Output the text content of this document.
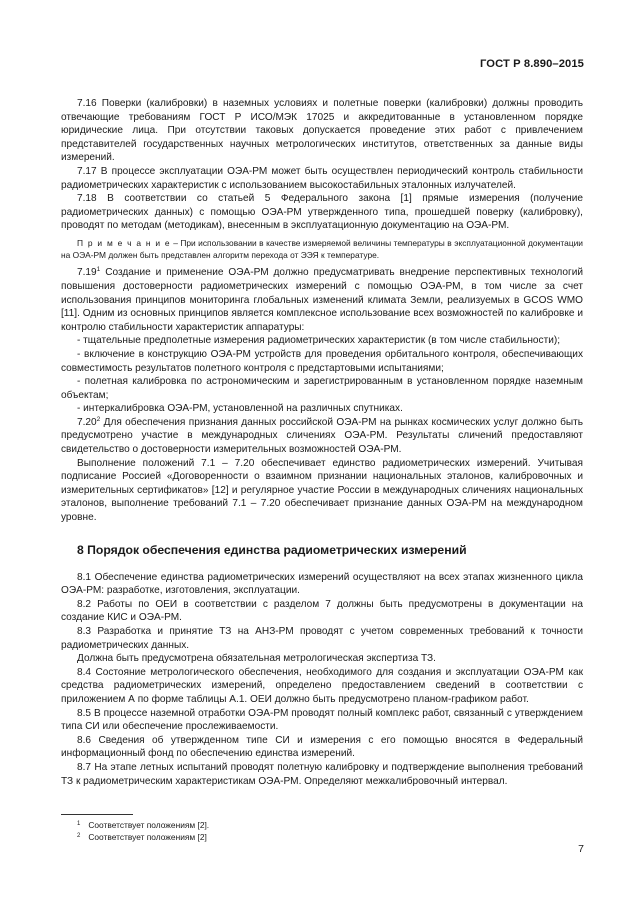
ГОСТ Р 8.890–2015

7.16 Поверки (калибровки) в наземных условиях и полетные поверки (калибровки) должны проводить отвечающие требованиям ГОСТ Р ИСО/МЭК 17025 и аккредитованные в установленном порядке юридические лица. При отсутствии таковых допускается проведение этих работ с привлечением представителей государственных научных метрологических институтов, ответственных за данные виды измерений.

7.17 В процессе эксплуатации ОЭА-РМ может быть осуществлен периодический контроль стабильности радиометрических характеристик с использованием высокостабильных эталонных излучателей.

7.18 В соответствии со статьей 5 Федерального закона [1] прямые измерения (получение радиометрических данных) с помощью ОЭА-РМ утвержденного типа, прошедшей поверку (калибровку), проводят по методам (методикам), внесенным в эксплуатационную документацию на ОЭА-РМ.

П р и м е ч а н и е – При использовании в качестве измеряемой величины температуры в эксплуатационной документации на ОЭА-РМ должен быть представлен алгоритм перехода от ЭЭЯ к температуре.

7.19$^1$ Создание и применение ОЭА-РМ должно предусматривать внедрение перспективных технологий повышения достоверности радиометрических измерений с помощью ОЭА-РМ, в том числе за счет использования принципов мониторинга глобальных изменений климата Земли, реализуемых в GCOS WMO [11]. Одним из основных принципов является комплексное использование всех возможностей по калибровке и контролю стабильности характеристик аппаратуры:

- тщательные предполетные измерения радиометрических характеристик (в том числе стабильности);

- включение в конструкцию ОЭА-РМ устройств для проведения орбитального контроля, обеспечивающих совместимость результатов полетного контроля с предстартовыми испытаниями;

- полетная калибровка по астрономическим и зарегистрированным в установленном порядке наземным объектам;

- интеркалибровка ОЭА-РМ, установленной на различных спутниках.

7.20$^2$ Для обеспечения признания данных российской ОЭА-РМ на рынках космических услуг должно быть предусмотрено участие в международных сличениях ОЭА-РМ. Результаты сличений предоставляют свидетельство о достоверности измерительных возможностей ОЭА-РМ.

Выполнение положений 7.1 – 7.20 обеспечивает единство радиометрических измерений. Учитывая подписание Россией «Договоренности о взаимном признании национальных эталонов, калибровочных и измерительных сертификатов» [12] и регулярное участие России в международных сличениях национальных эталонов, выполнение требований 7.1 – 7.20 обеспечивает признание данных ОЭА-РМ на международном уровне.

8 Порядок обеспечения единства радиометрических измерений

8.1 Обеспечение единства радиометрических измерений осуществляют на всех этапах жизненного цикла ОЭА-РМ: разработке, изготовления, эксплуатации.

8.2 Работы по ОЕИ в соответствии с разделом 7 должны быть предусмотрены в документации на создание КИС и ОЭА-РМ.

8.3 Разработка и принятие ТЗ на АНЗ-РМ проводят с учетом современных требований к точности радиометрических данных.

Должна быть предусмотрена обязательная метрологическая экспертиза ТЗ.

8.4 Состояние метрологического обеспечения, необходимого для создания и эксплуатации ОЭА-РМ как средства радиометрических измерений, определено предоставлением сведений в соответствии с приложением А по форме таблицы А.1. ОЕИ должно быть предусмотрено планом-графиком работ.

8.5 В процессе наземной отработки ОЭА-РМ проводят полный комплекс работ, связанный с утверждением типа СИ или обеспечение прослеживаемости.

8.6 Сведения об утвержденном типе СИ и измерения с его помощью вносятся в Федеральный информационный фонд по обеспечению единства измерений.

8.7 На этапе летных испытаний проводят полетную калибровку и подтверждение выполнения требований ТЗ к радиометрическим характеристикам ОЭА-РМ. Определяют межкалибровочный интервал.

$^1$ Соответствует положениям [2].
$^2$ Соответствует положениям [2]
7
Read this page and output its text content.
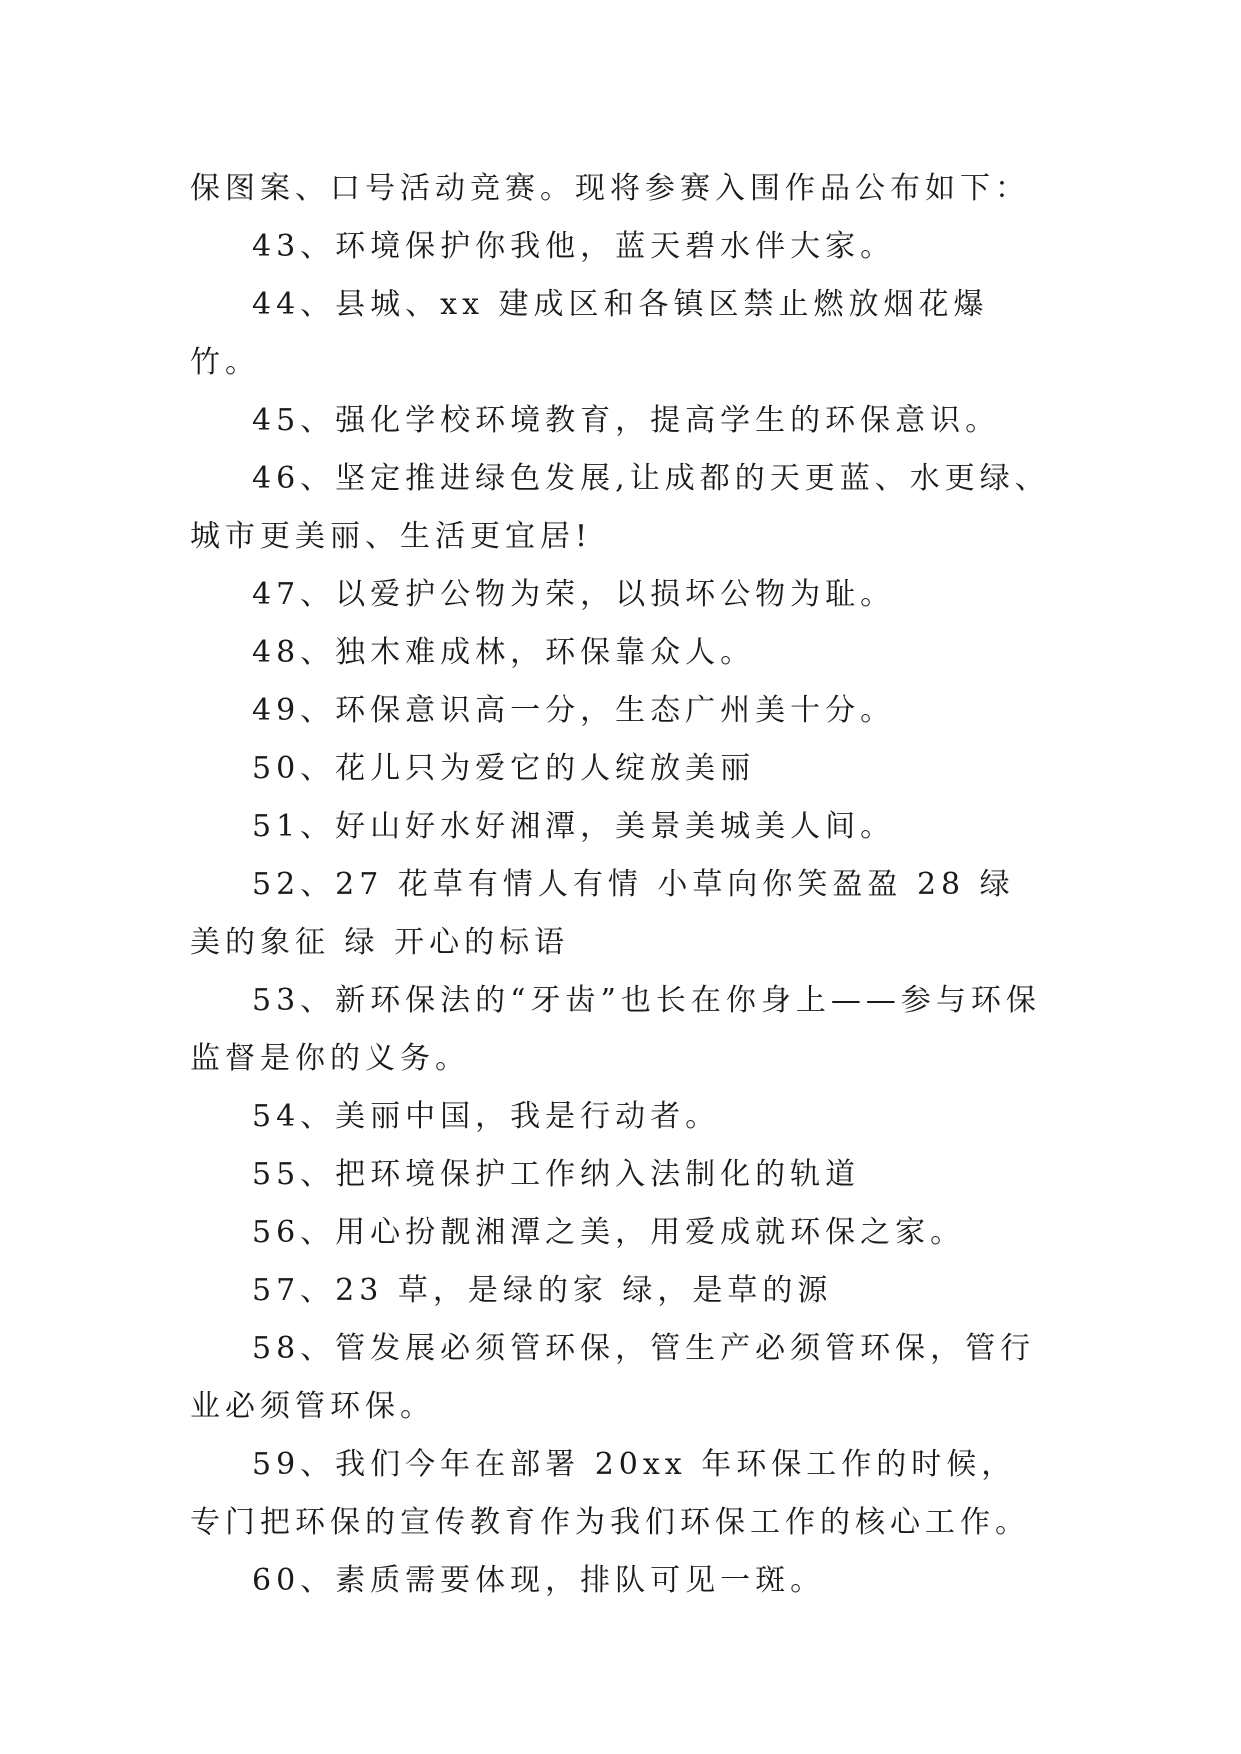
保图案、口号活动竞赛。现将参赛入围作品公布如下：

43、环境保护你我他，蓝天碧水伴大家。

44、县城、xx 建成区和各镇区禁止燃放烟花爆竹。

45、强化学校环境教育，提高学生的环保意识。

46、坚定推进绿色发展,让成都的天更蓝、水更绿、城市更美丽、生活更宜居!

47、以爱护公物为荣，以损坏公物为耻。

48、独木难成林，环保靠众人。

49、环保意识高一分，生态广州美十分。

50、花儿只为爱它的人绽放美丽

51、好山好水好湘潭，美景美城美人间。

52、27 花草有情人有情 小草向你笑盈盈 28 绿 美的象征 绿 开心的标语

53、新环保法的“牙齿”也长在你身上——参与环保监督是你的义务。

54、美丽中国，我是行动者。

55、把环境保护工作纳入法制化的轨道

56、用心扮靓湘潭之美，用爱成就环保之家。

57、23 草，是绿的家 绿，是草的源

58、管发展必须管环保，管生产必须管环保，管行业必须管环保。

59、我们今年在部署 20xx 年环保工作的时候，专门把环保的宣传教育作为我们环保工作的核心工作。

60、素质需要体现，排队可见一斑。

::::

Task description
Without the pictures, write out all of the material exactly.

Exercise solution
Output the text content of this document.
ГОСТ Р 8.890–2015

7.16 Поверки (калибровки) в наземных условиях и полетные поверки (калибровки) должны проводить отвечающие требованиям ГОСТ Р ИСО/МЭК 17025 и аккредитованные в установленном порядке юридические лица. При отсутствии таковых допускается проведение этих работ с привлечением представителей государственных научных метрологических институтов, ответственных за данные виды измерений.

7.17 В процессе эксплуатации ОЭА-РМ может быть осуществлен периодический контроль стабильности радиометрических характеристик с использованием высокостабильных эталонных излучателей.

7.18 В соответствии со статьей 5 Федерального закона [1] прямые измерения (получение радиометрических данных) с помощью ОЭА-РМ утвержденного типа, прошедшей поверку (калибровку), проводят по методам (методикам), внесенным в эксплуатационную документацию на ОЭА-РМ.

П р и м е ч а н и е – При использовании в качестве измеряемой величины температуры в эксплуатационной документации на ОЭА-РМ должен быть представлен алгоритм перехода от ЭЭЯ к температуре.

7.19$^1$ Создание и применение ОЭА-РМ должно предусматривать внедрение перспективных технологий повышения достоверности радиометрических измерений с помощью ОЭА-РМ, в том числе за счет использования принципов мониторинга глобальных изменений климата Земли, реализуемых в GCOS WMO [11]. Одним из основных принципов является комплексное использование всех возможностей по калибровке и контролю стабильности характеристик аппаратуры:

- тщательные предполетные измерения радиометрических характеристик (в том числе стабильности);

- включение в конструкцию ОЭА-РМ устройств для проведения орбитального контроля, обеспечивающих совместимость результатов полетного контроля с предстартовыми испытаниями;

- полетная калибровка по астрономическим и зарегистрированным в установленном порядке наземным объектам;

- интеркалибровка ОЭА-РМ, установленной на различных спутниках.

7.20$^2$ Для обеспечения признания данных российской ОЭА-РМ на рынках космических услуг должно быть предусмотрено участие в международных сличениях ОЭА-РМ. Результаты сличений предоставляют свидетельство о достоверности измерительных возможностей ОЭА-РМ.

Выполнение положений 7.1 – 7.20 обеспечивает единство радиометрических измерений. Учитывая подписание Россией «Договоренности о взаимном признании национальных эталонов, калибровочных и измерительных сертификатов» [12] и регулярное участие России в международных сличениях национальных эталонов, выполнение требований 7.1 – 7.20 обеспечивает признание данных ОЭА-РМ на международном уровне.

8 Порядок обеспечения единства радиометрических измерений

8.1 Обеспечение единства радиометрических измерений осуществляют на всех этапах жизненного цикла ОЭА-РМ: разработке, изготовления, эксплуатации.

8.2 Работы по ОЕИ в соответствии с разделом 7 должны быть предусмотрены в документации на создание КИС и ОЭА-РМ.

8.3 Разработка и принятие ТЗ на АНЗ-РМ проводят с учетом современных требований к точности радиометрических данных.

Должна быть предусмотрена обязательная метрологическая экспертиза ТЗ.

8.4 Состояние метрологического обеспечения, необходимого для создания и эксплуатации ОЭА-РМ как средства радиометрических измерений, определено предоставлением сведений в соответствии с приложением А по форме таблицы А.1. ОЕИ должно быть предусмотрено планом-графиком работ.

8.5 В процессе наземной отработки ОЭА-РМ проводят полный комплекс работ, связанный с утверждением типа СИ или обеспечение прослеживаемости.

8.6 Сведения об утвержденном типе СИ и измерения с его помощью вносятся в Федеральный информационный фонд по обеспечению единства измерений.

8.7 На этапе летных испытаний проводят полетную калибровку и подтверждение выполнения требований ТЗ к радиометрическим характеристикам ОЭА-РМ. Определяют межкалибровочный интервал.

$^1$ Соответствует положениям [2].
$^2$ Соответствует положениям [2]
7
Read this page and output its text content.
保图案、口号活动竞赛。现将参赛入围作品公布如下：

43、环境保护你我他，蓝天碧水伴大家。

44、县城、xx 建成区和各镇区禁止燃放烟花爆竹。

45、强化学校环境教育，提高学生的环保意识。

46、坚定推进绿色发展,让成都的天更蓝、水更绿、城市更美丽、生活更宜居!

47、以爱护公物为荣，以损坏公物为耻。

48、独木难成林，环保靠众人。

49、环保意识高一分，生态广州美十分。

50、花儿只为爱它的人绽放美丽

51、好山好水好湘潭，美景美城美人间。

52、27 花草有情人有情 小草向你笑盈盈 28 绿 美的象征 绿 开心的标语

53、新环保法的“牙齿”也长在你身上——参与环保监督是你的义务。

54、美丽中国，我是行动者。

55、把环境保护工作纳入法制化的轨道

56、用心扮靓湘潭之美，用爱成就环保之家。

57、23 草，是绿的家 绿，是草的源

58、管发展必须管环保，管生产必须管环保，管行业必须管环保。

59、我们今年在部署 20xx 年环保工作的时候，专门把环保的宣传教育作为我们环保工作的核心工作。

60、素质需要体现，排队可见一斑。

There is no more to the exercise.